» **The task**: From the entries that follow, gather each line holding the word "Закалённая".

_____

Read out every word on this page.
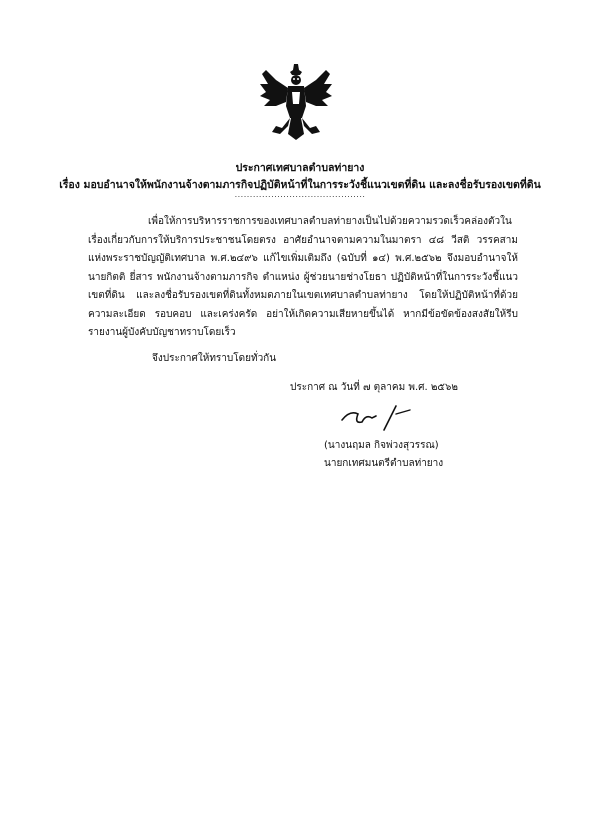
ประกาศเทศบาลตำบลท่ายาง
เรื่อง มอบอำนาจให้พนักงานจ้างตามภารกิจปฏิบัติหน้าที่ในการระวังชี้แนวเขตที่ดิน และลงชื่อรับรองเขตที่ดิน
...........................................
เพื่อให้การบริหารราชการของเทศบาลตำบลท่ายางเป็นไปด้วยความรวดเร็วคล่องตัวในเรื่องเกี่ยวกับการให้บริการประชาชนโดยตรง อาศัยอำนาจตามความในมาตรา ๔๘ วีสติ วรรคสามแห่งพระราชบัญญัติเทศบาล พ.ศ.๒๔๙๖ แก้ไขเพิ่มเติมถึง (ฉบับที่ ๑๔) พ.ศ.๒๕๖๒ จึงมอบอำนาจให้นายกิตติ ยี่สาร พนักงานจ้างตามภารกิจ ตำแหน่ง ผู้ช่วยนายช่างโยธา ปฏิบัติหน้าที่ในการระวังชี้แนวเขตที่ดิน และลงชื่อรับรองเขตที่ดินทั้งหมดภายในเขตเทศบาลตำบลท่ายาง โดยให้ปฏิบัติหน้าที่ด้วยความละเอียด รอบคอบ และเคร่งครัด อย่าให้เกิดความเสียหายขึ้นได้ หากมีข้อขัดข้องสงสัยให้รีบรายงานผู้บังคับบัญชาทราบโดยเร็ว
จึงประกาศให้ทราบโดยทั่วกัน
ประกาศ ณ วันที่ ๗ ตุลาคม พ.ศ. ๒๕๖๒
(นางนฤมล กิจพ่วงสุวรรณ)
นายกเทศมนตรีตำบลท่ายาง
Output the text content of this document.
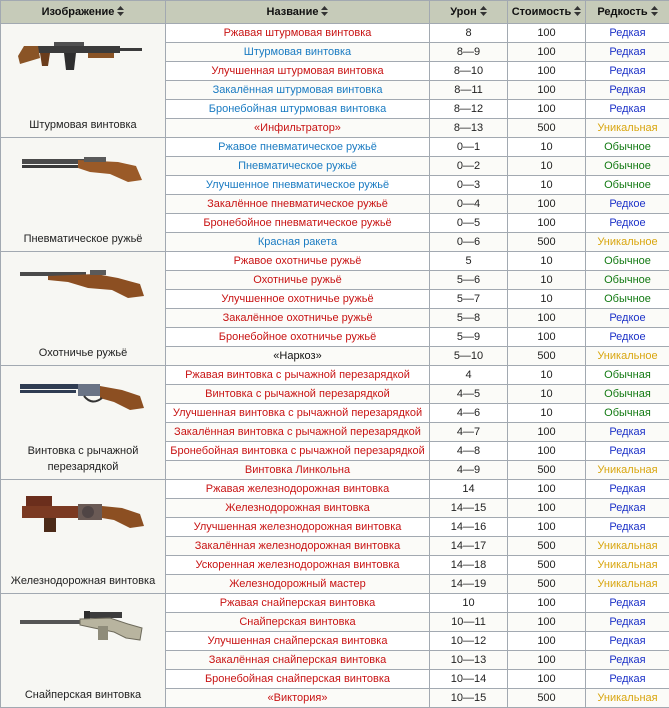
Изображение	Название	Урон	Стоимость	Редкость

Штурмовая винтовка	Ржавая штурмовая винтовка	8	100	Редкая
	Штурмовая винтовка	8—9	100	Редкая
	Улучшенная штурмовая винтовка	8—10	100	Редкая
	Закалённая штурмовая винтовка	8—11	100	Редкая
	Бронебойная штурмовая винтовка	8—12	100	Редкая
	«Инфильтратор»	8—13	500	Уникальная

Пневматическое ружьё	Ржавое пневматическое ружьё	0—1	10	Обычное
	Пневматическое ружьё	0—2	10	Обычное
	Улучшенное пневматическое ружьё	0—3	10	Обычное
	Закалённое пневматическое ружьё	0—4	100	Редкое
	Бронебойное пневматическое ружьё	0—5	100	Редкое
	Красная ракета	0—6	500	Уникальное

Охотничье ружьё	Ржавое охотничье ружьё	5	10	Обычное
	Охотничье ружьё	5—6	10	Обычное
	Улучшенное охотничье ружьё	5—7	10	Обычное
	Закалённое охотничье ружьё	5—8	100	Редкое
	Бронебойное охотничье ружьё	5—9	100	Редкое
	«Наркоз»	5—10	500	Уникальное

Винтовка с рычажной перезарядкой	Ржавая винтовка с рычажной перезарядкой	4	10	Обычная
	Винтовка с рычажной перезарядкой	4—5	10	Обычная
	Улучшенная винтовка с рычажной перезарядкой	4—6	10	Обычная
	Закалённая винтовка с рычажной перезарядкой	4—7	100	Редкая
	Бронебойная винтовка с рычажной перезарядкой	4—8	100	Редкая
	Винтовка Линкольна	4—9	500	Уникальная

Железнодорожная винтовка	Ржавая железнодорожная винтовка	14	100	Редкая
	Железнодорожная винтовка	14—15	100	Редкая
	Улучшенная железнодорожная винтовка	14—16	100	Редкая
	Закалённая железнодорожная винтовка	14—17	500	Уникальная
	Ускоренная железнодорожная винтовка	14—18	500	Уникальная
	Железнодорожный мастер	14—19	500	Уникальная

Снайперская винтовка	Ржавая снайперская винтовка	10	100	Редкая
	Снайперская винтовка	10—11	100	Редкая
	Улучшенная снайперская винтовка	10—12	100	Редкая
	Закалённая снайперская винтовка	10—13	100	Редкая
	Бронебойная снайперская винтовка	10—14	100	Редкая
	«Виктория»	10—15	500	Уникальная
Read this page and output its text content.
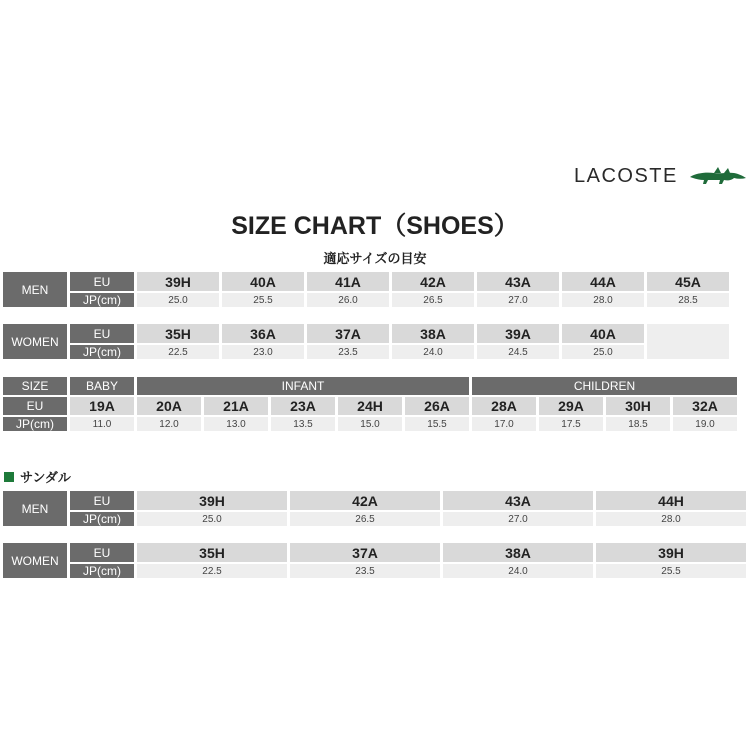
LACOSTE
SIZE CHART（SHOES）
適応サイズの目安
MEN	EU	39H	40A	41A	42A	43A	44A	45A
	JP(cm)	25.0	25.5	26.0	26.5	27.0	28.0	28.5
WOMEN	EU	35H	36A	37A	38A	39A	40A	
	JP(cm)	22.5	23.0	23.5	24.0	24.5	25.0	
SIZE	BABY	INFANT					CHILDREN			
EU	19A	20A	21A	23A	24H	26A	28A	29A	30H	32A
JP(cm)	11.0	12.0	13.0	13.5	15.0	15.5	17.0	17.5	18.5	19.0
サンダル
MEN	EU	39H	42A	43A	44H
	JP(cm)	25.0	26.5	27.0	28.0
WOMEN	EU	35H	37A	38A	39H
	JP(cm)	22.5	23.5	24.0	25.5
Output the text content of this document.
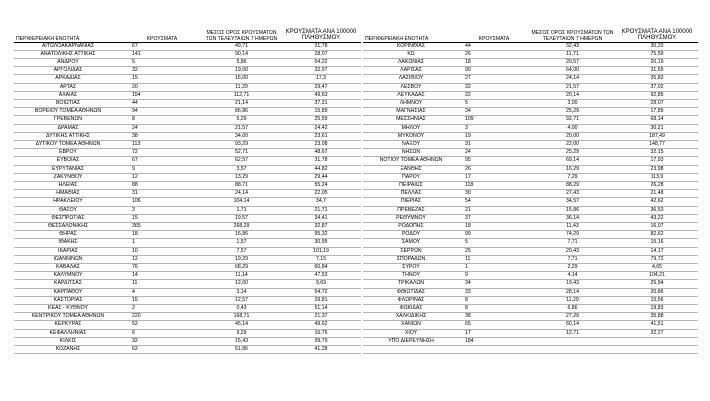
ΠΕΡΙΦΕΡΕΙΑΚΗ ΕΝΟΤΗΤΑ	ΚΡΟΥΣΜΑΤΑ	ΜΕΣΟΣ ΟΡΟΣ ΚΡΟΥΣΜΑΤΩΝ ΤΩΝ ΤΕΛΕΥΤΑΙΩΝ 7 ΗΜΕΡΩΝ	ΚΡΟΥΣΜΑΤΑ ΑΝΑ 100000 ΠΛΗΘΥΣΜΟΥ
ΑΙΤΩΛΟΑΚΑΡΝΑΝΙΑΣ	67	49,71	31,78
ΑΝΑΤΟΛΙΚΗΣ ΑΤΤΙΚΗΣ	141	90,14	28,07
ΑΝΔΡΟΥ	5	5,86	54,22
ΑΡΓΟΛΙΔΑΣ	32	19,00	32,97
ΑΡΚΑΔΙΑΣ	15	16,00	17,3
ΑΡΤΑΣ	20	11,29	29,47
ΑΧΑΪΑΣ	154	112,71	49,63
ΒΟΙΩΤΙΑΣ	44	21,14	37,31
ΒΟΡΕΙΟΥ ΤΟΜΕΑ ΑΘΗΝΩΝ	94	86,86	15,89
ΓΡΕΒΕΝΩΝ	8	5,29	25,59
ΔΡΑΜΑΣ	24	21,57	24,42
ΔΥΤΙΚΗΣ ΑΤΤΙΚΗΣ	38	34,00	23,61
ΔΥΤΙΚΟΥ ΤΟΜΕΑ ΑΘΗΝΩΝ	113	93,29	23,08
ΕΒΡΟΥ	72	52,71	48,67
ΕΥΒΟΙΑΣ	67	62,57	31,78
ΕΥΡΥΤΑΝΙΑΣ	9	3,57	44,82
ΖΑΚΥΝΘΟΥ	12	13,29	29,44
ΗΛΕΙΑΣ	88	88,71	55,24
ΗΜΑΘΙΑΣ	31	24,14	22,05
ΗΡΑΚΛΕΙΟΥ	106	104,14	34,7
ΘΑΣΟΥ	3	1,71	21,71
ΘΕΣΠΡΩΤΙΑΣ	15	19,57	34,41
ΘΕΣΣΑΛΟΝΙΚΗΣ	365	268,29	32,87
ΘΗΡΑΣ	18	16,86	95,32
ΙΘΑΚΗΣ	1	1,57	30,95
ΙΚΑΡΙΑΣ	10	7,57	101,19
ΙΩΑΝΝΙΝΩΝ	12	19,29	7,15
ΚΑΒΑΛΑΣ	76	68,29	60,84
ΚΑΛΥΜΝΟΥ	14	11,14	47,53
ΚΑΡΔΙΤΣΑΣ	11	12,00	9,69
ΚΑΡΠΑΘΟΥ	4	3,14	54,72
ΚΑΣΤΟΡΙΑΣ	15	12,57	29,81
ΚΕΑΣ - ΚΥΘΝΟΥ	2	0,43	51,14
ΚΕΝΤΡΙΚΟΥ ΤΟΜΕΑ ΑΘΗΝΩΝ	220	168,71	21,37
ΚΕΡΚΥΡΑΣ	52	45,14	49,62
ΚΕΦΑΛΛΗΝΙΑΣ	6	9,29	16,76
ΚΙΛΚΙΣ	32	15,43	39,79
ΚΟΖΑΝΗΣ	62	51,86	41,28
ΠΕΡΙΦΕΡΕΙΑΚΗ ΕΝΟΤΗΤΑ	ΚΡΟΥΣΜΑΤΑ	ΜΕΣΟΣ ΟΡΟΣ ΚΡΟΥΣΜΑΤΩΝ ΤΩΝ ΤΕΛΕΥΤΑΙΩΝ 7 ΗΜΕΡΩΝ	ΚΡΟΥΣΜΑΤΑ ΑΝΑ 100000 ΠΛΗΘΥΣΜΟΥ
ΚΟΡΙΝΘΙΑΣ	44	32,43	30,33
ΚΩ	26	11,71	75,59
ΛΑΚΩΝΙΑΣ	18	20,57	20,19
ΛΑΡΙΣΑΣ	90	64,00	31,65
ΛΑΣΙΘΙΟΥ	27	24,14	35,82
ΛΕΣΒΟΥ	32	21,57	37,02
ΛΕΥΚΑΔΑΣ	22	20,14	92,85
ΛΗΜΝΟΥ	5	3,00	28,07
ΜΑΓΝΗΣΙΑΣ	34	25,29	17,89
ΜΕΣΣΗΝΙΑΣ	109	92,71	68,14
ΜΗΛΟΥ	3	4,00	30,21
ΜΥΚΟΝΟΥ	19	20,00	187,49
ΝΑΞΟΥ	31	22,00	148,77
ΝΗΣΩΝ	24	25,29	32,15
ΝΟΤΙΟΥ ΤΟΜΕΑ ΑΘΗΝΩΝ	95	69,14	17,93
ΞΑΝΘΗΣ	26	16,29	23,98
ΠΑΡΟΥ	17	7,29	113,9
ΠΕΙΡΑΙΩΣ	118	88,29	26,28
ΠΕΛΛΑΣ	30	27,43	21,48
ΠΙΕΡΙΑΣ	54	34,57	42,62
ΠΡΕΒΕΖΑΣ	21	15,86	36,53
ΡΕΘΥΜΝΟΥ	37	36,14	43,22
ΡΟΔΟΠΗΣ	18	11,43	16,07
ΡΟΔΟΥ	99	74,29	82,62
ΣΑΜΟΥ	5	7,71	15,16
ΣΕΡΡΩΝ	25	20,43	14,17
ΣΠΟΡΑΔΩΝ	11	7,71	79,72
ΣΥΡΟΥ	1	2,29	4,65
ΤΗΝΟΥ	9	4,14	104,21
ΤΡΙΚΑΛΩΝ	34	19,43	25,94
ΦΘΙΩΤΙΔΑΣ	33	28,14	20,86
ΦΛΩΡΙΝΑΣ	8	11,29	15,56
ΦΩΚΙΔΑΣ	8	6,86	19,83
ΧΑΛΚΙΔΙΚΗΣ	38	27,29	35,88
ΧΑΝΙΩΝ	65	60,14	41,51
ΧΙΟΥ	17	12,71	32,27
ΥΠΟ ΔΙΕΡΕΥΝΗΣΗ	184		
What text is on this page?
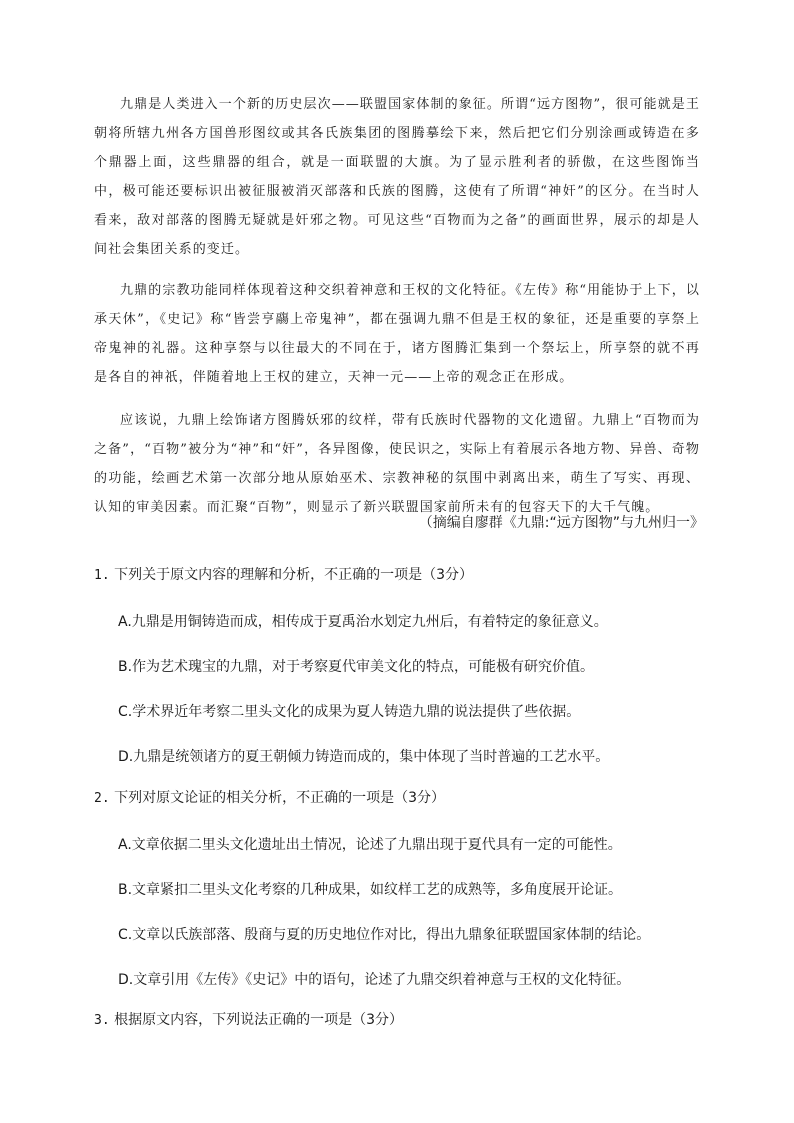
九鼎是人类进入一个新的历史层次——联盟国家体制的象征。所谓“远方图物”，很可能就是王朝将所辖九州各方国兽形图纹或其各氏族集团的图腾摹绘下来，然后把它们分别涂画或铸造在多个鼎器上面，这些鼎器的组合，就是一面联盟的大旗。为了显示胜利者的骄傲，在这些图饰当中，极可能还要标识出被征服被消灭部落和氏族的图腾，这使有了所谓“神奸”的区分。在当时人看来，敌对部落的图腾无疑就是奸邪之物。可见这些“百物而为之备”的画面世界，展示的却是人间社会集团关系的变迁。

九鼎的宗教功能同样体现着这种交织着神意和王权的文化特征。《左传》称“用能协于上下，以承天休”，《史记》称“皆尝亨鬺上帝鬼神”，都在强调九鼎不但是王权的象征，还是重要的享祭上帝鬼神的礼器。这种享祭与以往最大的不同在于，诸方图腾汇集到一个祭坛上，所享祭的就不再是各自的神祇，伴随着地上王权的建立，天神一元——上帝的观念正在形成。

应该说，九鼎上绘饰诸方图腾妖邪的纹样，带有氏族时代器物的文化遗留。九鼎上“百物而为之备”，“百物”被分为“神”和“奸”，各异图像，使民识之，实际上有着展示各地方物、异兽、奇物的功能，绘画艺术第一次部分地从原始巫术、宗教神秘的氛围中剥离出来，萌生了写实、再现、认知的审美因素。而汇聚“百物”，则显示了新兴联盟国家前所未有的包容天下的大千气魄。

（摘编自廖群《九鼎:“远方图物”与九州归一》
1. 下列关于原文内容的理解和分析，不正确的一项是（3分）
A.九鼎是用铜铸造而成，相传成于夏禹治水划定九州后，有着特定的象征意义。
B.作为艺术瑰宝的九鼎，对于考察夏代审美文化的特点，可能极有研究价值。
C.学术界近年考察二里头文化的成果为夏人铸造九鼎的说法提供了些依据。
D.九鼎是统领诸方的夏王朝倾力铸造而成的，集中体现了当时普遍的工艺水平。
2. 下列对原文论证的相关分析，不正确的一项是（3分）
A.文章依据二里头文化遗址出土情况，论述了九鼎出现于夏代具有一定的可能性。
B.文章紧扣二里头文化考察的几种成果，如纹样工艺的成熟等，多角度展开论证。
C.文章以氏族部落、殷商与夏的历史地位作对比，得出九鼎象征联盟国家体制的结论。
D.文章引用《左传》《史记》中的语句，论述了九鼎交织着神意与王权的文化特征。
3. 根据原文内容，下列说法正确的一项是（3分）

_____

» **Solved problem**:
	Закалённая штурмовая винтовка	8—11	100	Редкая
	Закалённая винтовка с рычажной перезарядкой	4—7	100	Редкая
	Закалённая железнодорожная винтовка	14—17	500	Уникальная
	Закалённая снайперская винтовка	10—13	100	Редкая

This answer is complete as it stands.